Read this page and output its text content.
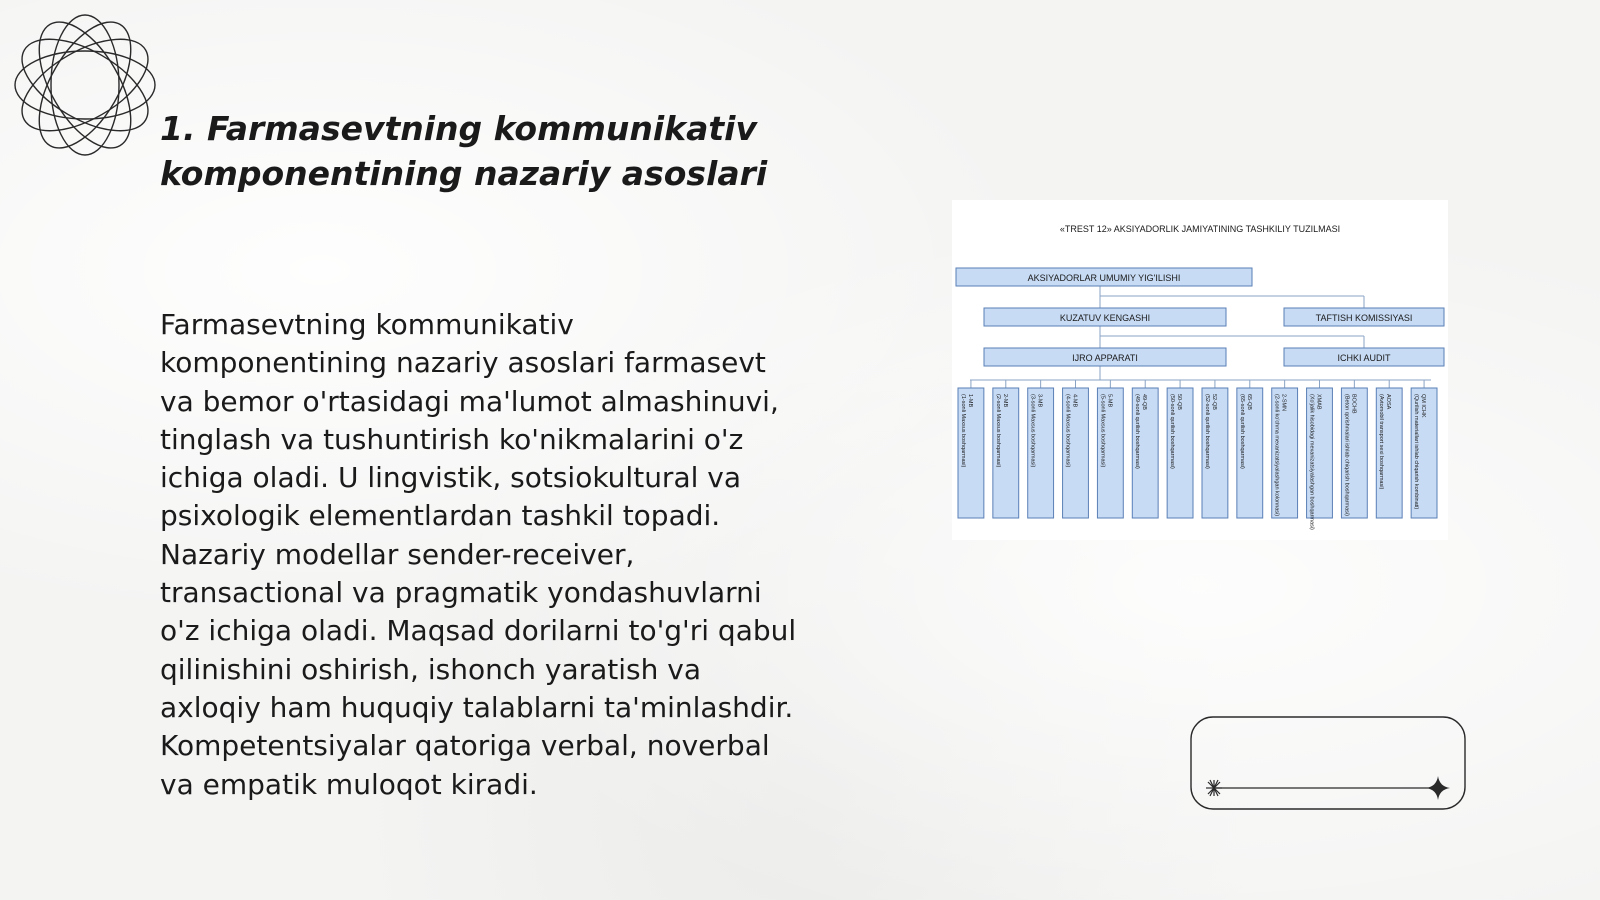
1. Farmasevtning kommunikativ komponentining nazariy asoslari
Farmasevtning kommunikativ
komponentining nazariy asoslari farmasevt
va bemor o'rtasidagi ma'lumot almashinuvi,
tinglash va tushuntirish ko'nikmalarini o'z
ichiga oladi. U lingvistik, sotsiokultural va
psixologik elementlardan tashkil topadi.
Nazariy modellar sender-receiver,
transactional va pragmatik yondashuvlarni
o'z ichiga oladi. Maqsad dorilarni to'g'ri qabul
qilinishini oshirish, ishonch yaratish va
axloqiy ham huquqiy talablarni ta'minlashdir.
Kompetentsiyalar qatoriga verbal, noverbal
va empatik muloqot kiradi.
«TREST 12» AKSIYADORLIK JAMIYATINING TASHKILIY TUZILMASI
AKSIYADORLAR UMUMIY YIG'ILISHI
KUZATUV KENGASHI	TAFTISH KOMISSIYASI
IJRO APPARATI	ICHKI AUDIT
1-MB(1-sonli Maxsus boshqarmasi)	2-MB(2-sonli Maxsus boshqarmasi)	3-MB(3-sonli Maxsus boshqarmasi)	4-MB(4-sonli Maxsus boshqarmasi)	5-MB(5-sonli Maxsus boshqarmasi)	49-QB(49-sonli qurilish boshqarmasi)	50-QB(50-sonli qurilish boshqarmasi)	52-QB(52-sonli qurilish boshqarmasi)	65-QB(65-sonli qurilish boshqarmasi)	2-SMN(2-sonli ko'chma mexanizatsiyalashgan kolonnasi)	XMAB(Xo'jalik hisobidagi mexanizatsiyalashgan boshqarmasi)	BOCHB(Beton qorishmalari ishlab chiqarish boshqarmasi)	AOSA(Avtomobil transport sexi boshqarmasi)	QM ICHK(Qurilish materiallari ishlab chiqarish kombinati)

_ _ _

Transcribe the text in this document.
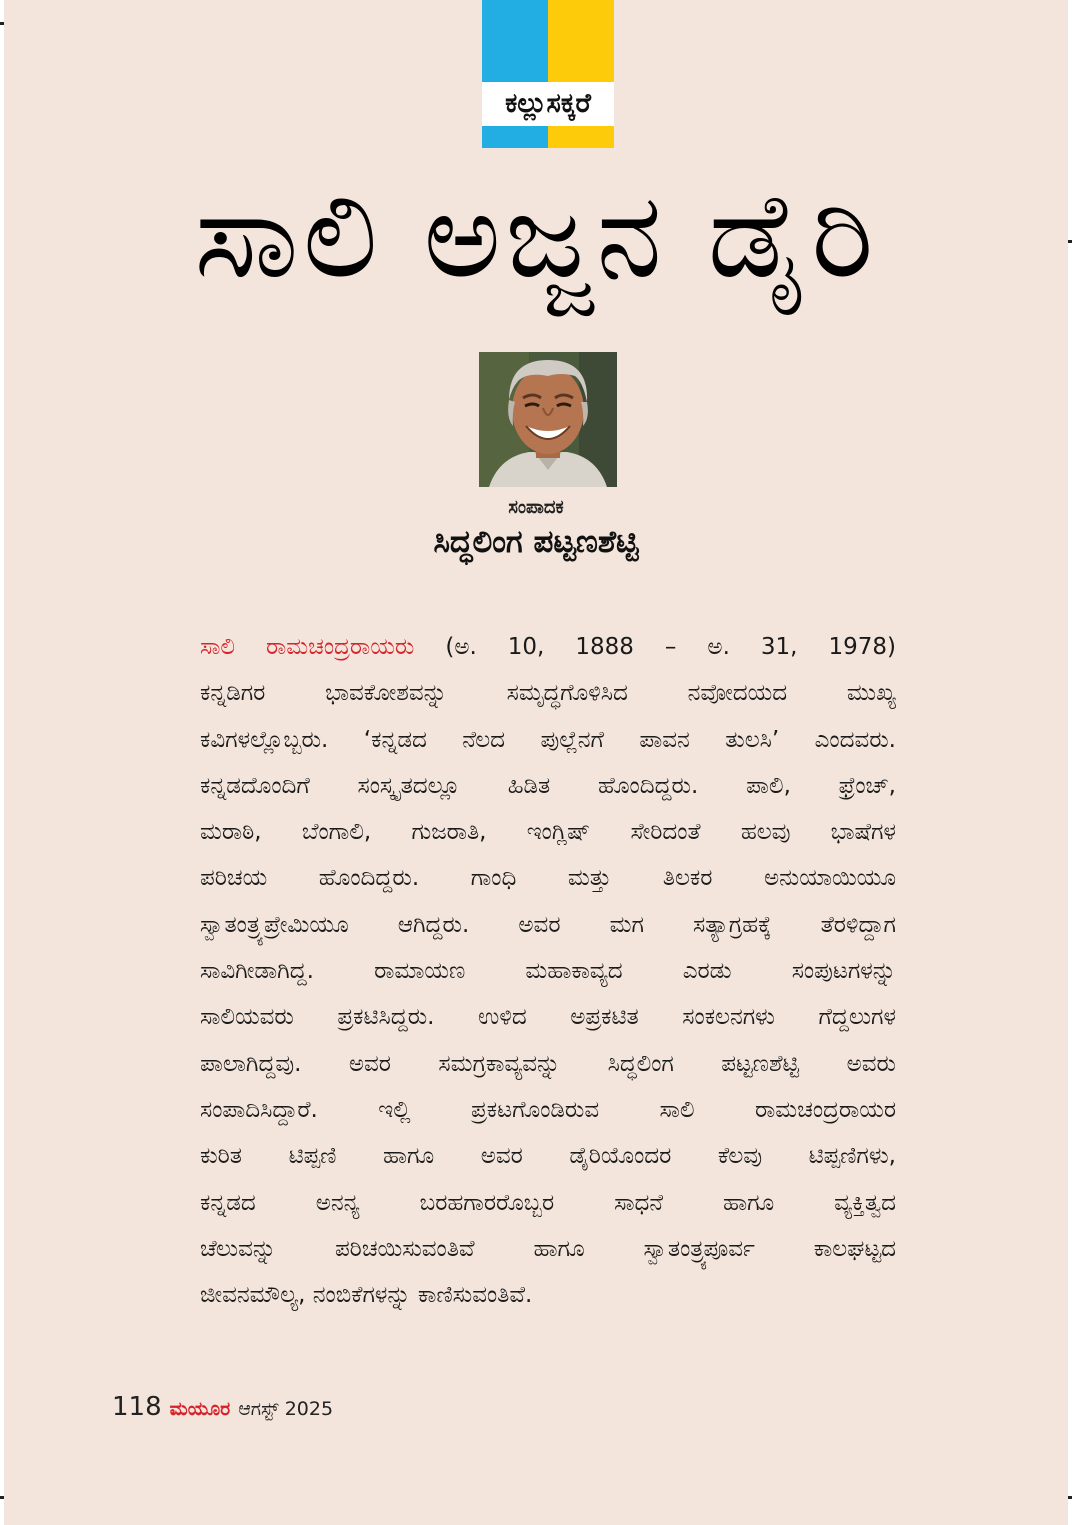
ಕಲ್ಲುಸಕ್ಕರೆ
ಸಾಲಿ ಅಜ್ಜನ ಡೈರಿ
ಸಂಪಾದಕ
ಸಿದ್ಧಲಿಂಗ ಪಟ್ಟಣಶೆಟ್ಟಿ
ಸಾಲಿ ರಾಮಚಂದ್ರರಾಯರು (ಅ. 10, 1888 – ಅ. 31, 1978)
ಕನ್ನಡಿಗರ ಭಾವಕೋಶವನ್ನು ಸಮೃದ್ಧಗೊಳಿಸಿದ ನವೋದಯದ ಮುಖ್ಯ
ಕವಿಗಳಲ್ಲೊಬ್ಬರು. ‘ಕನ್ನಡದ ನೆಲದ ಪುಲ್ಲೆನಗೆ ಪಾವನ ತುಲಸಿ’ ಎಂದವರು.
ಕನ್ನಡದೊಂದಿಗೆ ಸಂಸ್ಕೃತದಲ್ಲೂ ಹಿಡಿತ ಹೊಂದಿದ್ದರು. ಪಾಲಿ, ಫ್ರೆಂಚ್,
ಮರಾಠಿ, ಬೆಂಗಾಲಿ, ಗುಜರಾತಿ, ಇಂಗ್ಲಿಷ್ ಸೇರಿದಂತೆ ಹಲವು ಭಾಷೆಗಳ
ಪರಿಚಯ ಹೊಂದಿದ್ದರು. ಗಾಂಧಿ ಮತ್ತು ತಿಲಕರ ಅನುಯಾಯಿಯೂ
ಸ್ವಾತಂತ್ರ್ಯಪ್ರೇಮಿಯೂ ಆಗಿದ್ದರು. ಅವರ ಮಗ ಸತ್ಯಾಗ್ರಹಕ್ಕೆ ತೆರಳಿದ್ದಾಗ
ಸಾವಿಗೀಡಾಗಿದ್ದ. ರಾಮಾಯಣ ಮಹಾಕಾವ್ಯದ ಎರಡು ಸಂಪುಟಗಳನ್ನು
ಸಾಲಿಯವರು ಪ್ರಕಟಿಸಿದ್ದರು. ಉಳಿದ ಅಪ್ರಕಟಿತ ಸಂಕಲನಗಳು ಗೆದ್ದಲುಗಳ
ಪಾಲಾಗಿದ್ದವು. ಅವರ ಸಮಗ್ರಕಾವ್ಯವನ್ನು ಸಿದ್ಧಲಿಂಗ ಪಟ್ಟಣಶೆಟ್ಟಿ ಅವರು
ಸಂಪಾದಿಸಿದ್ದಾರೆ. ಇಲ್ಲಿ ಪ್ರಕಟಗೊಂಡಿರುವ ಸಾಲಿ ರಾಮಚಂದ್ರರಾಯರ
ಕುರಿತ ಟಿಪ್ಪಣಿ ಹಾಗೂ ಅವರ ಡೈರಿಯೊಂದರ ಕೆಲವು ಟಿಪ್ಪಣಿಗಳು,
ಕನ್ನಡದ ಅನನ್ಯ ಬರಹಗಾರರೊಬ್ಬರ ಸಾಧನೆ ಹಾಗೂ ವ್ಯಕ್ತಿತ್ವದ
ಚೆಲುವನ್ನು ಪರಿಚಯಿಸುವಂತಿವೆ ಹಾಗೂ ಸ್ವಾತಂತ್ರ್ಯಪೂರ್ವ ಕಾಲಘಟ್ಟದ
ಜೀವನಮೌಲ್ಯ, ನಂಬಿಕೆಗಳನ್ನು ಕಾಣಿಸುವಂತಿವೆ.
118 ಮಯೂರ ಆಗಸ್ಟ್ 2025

_ _ _

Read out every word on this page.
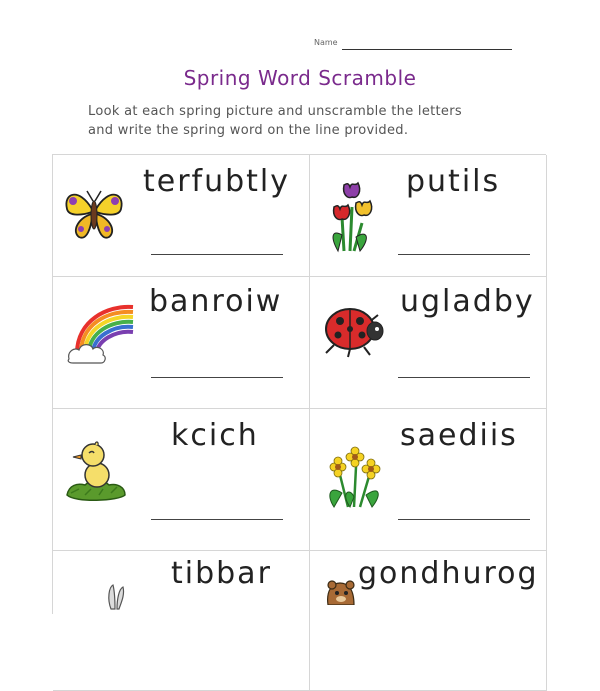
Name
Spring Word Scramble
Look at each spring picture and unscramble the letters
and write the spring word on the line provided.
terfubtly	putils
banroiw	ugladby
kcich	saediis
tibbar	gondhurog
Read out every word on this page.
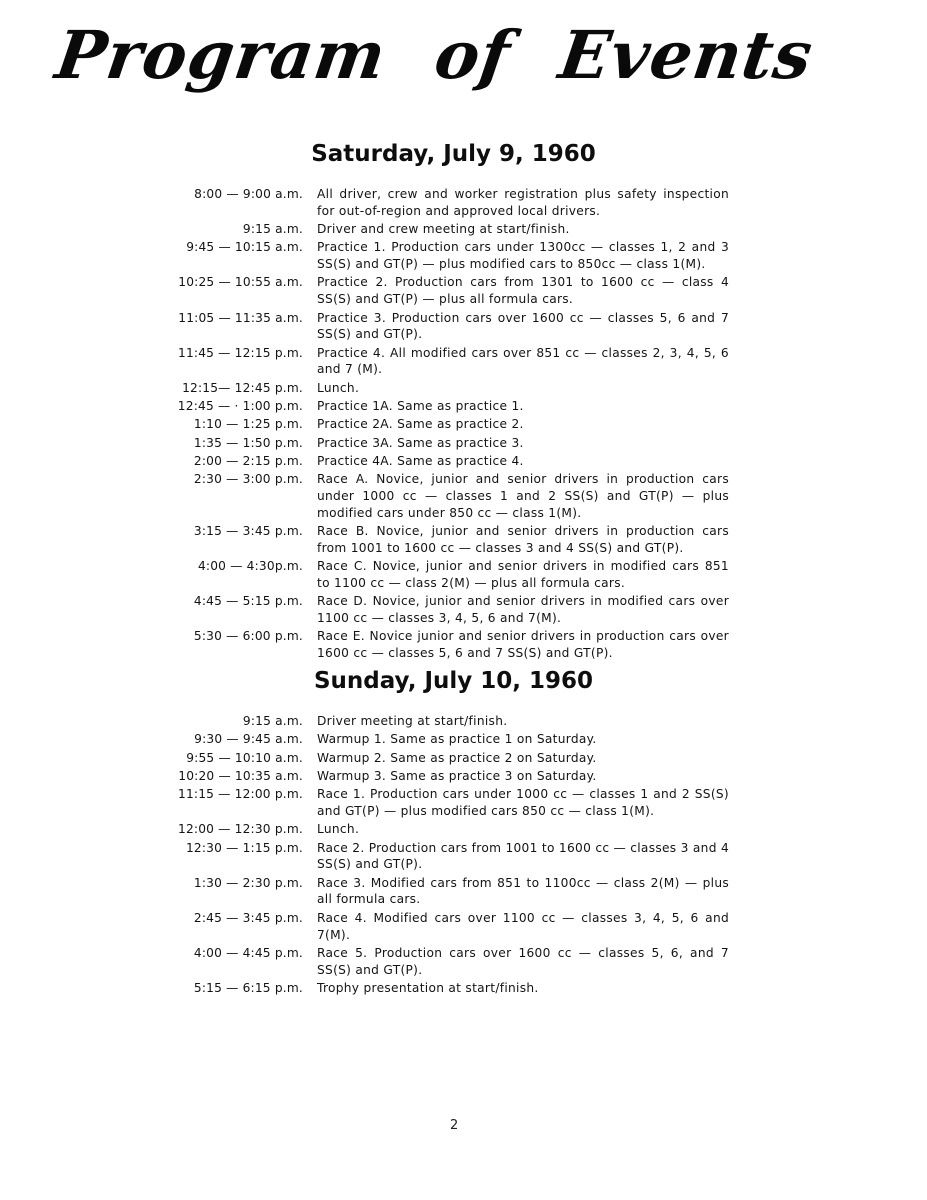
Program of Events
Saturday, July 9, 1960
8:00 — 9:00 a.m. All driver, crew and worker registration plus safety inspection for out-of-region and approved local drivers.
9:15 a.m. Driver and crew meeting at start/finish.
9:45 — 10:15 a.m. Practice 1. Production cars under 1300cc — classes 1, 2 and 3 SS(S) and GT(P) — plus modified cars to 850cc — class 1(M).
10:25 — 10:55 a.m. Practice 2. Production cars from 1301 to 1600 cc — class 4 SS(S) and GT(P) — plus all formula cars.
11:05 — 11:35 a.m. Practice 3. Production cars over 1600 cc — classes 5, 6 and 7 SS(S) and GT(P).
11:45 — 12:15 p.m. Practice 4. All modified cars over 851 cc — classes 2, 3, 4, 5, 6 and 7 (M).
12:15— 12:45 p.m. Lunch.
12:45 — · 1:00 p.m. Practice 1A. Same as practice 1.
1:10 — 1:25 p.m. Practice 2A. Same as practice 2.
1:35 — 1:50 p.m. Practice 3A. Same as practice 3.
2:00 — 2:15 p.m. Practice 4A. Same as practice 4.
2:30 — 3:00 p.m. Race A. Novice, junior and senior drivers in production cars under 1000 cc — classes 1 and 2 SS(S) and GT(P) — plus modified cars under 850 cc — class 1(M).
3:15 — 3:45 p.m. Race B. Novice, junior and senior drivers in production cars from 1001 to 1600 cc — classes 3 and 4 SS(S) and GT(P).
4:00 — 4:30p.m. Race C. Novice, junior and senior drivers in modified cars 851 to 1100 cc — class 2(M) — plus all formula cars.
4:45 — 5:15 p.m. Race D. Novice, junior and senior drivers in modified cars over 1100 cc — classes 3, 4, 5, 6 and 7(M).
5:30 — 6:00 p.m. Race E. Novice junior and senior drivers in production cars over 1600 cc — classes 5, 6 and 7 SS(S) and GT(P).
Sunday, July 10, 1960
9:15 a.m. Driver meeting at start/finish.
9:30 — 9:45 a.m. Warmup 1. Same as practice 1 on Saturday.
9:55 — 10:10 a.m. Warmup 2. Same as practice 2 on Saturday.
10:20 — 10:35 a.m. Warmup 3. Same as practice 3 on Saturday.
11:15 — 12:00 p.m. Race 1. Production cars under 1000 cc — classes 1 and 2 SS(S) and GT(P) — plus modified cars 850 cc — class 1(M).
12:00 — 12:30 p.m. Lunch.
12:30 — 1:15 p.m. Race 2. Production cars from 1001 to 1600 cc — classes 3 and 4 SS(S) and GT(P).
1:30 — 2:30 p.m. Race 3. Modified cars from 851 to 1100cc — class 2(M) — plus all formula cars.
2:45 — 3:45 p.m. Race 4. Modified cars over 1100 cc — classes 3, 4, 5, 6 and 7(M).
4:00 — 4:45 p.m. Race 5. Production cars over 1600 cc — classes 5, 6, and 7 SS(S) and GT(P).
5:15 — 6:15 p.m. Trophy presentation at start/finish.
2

_ _ _

- **PROBLEM REQUIREMENTS**: Select all lines with the word "finish" from the entries above.

- **FINAL ANSWER**:
9:15 a.m. Driver and crew meeting at start/finish.
9:15 a.m. Driver meeting at start/finish.
5:15 — 6:15 p.m. Trophy presentation at start/finish.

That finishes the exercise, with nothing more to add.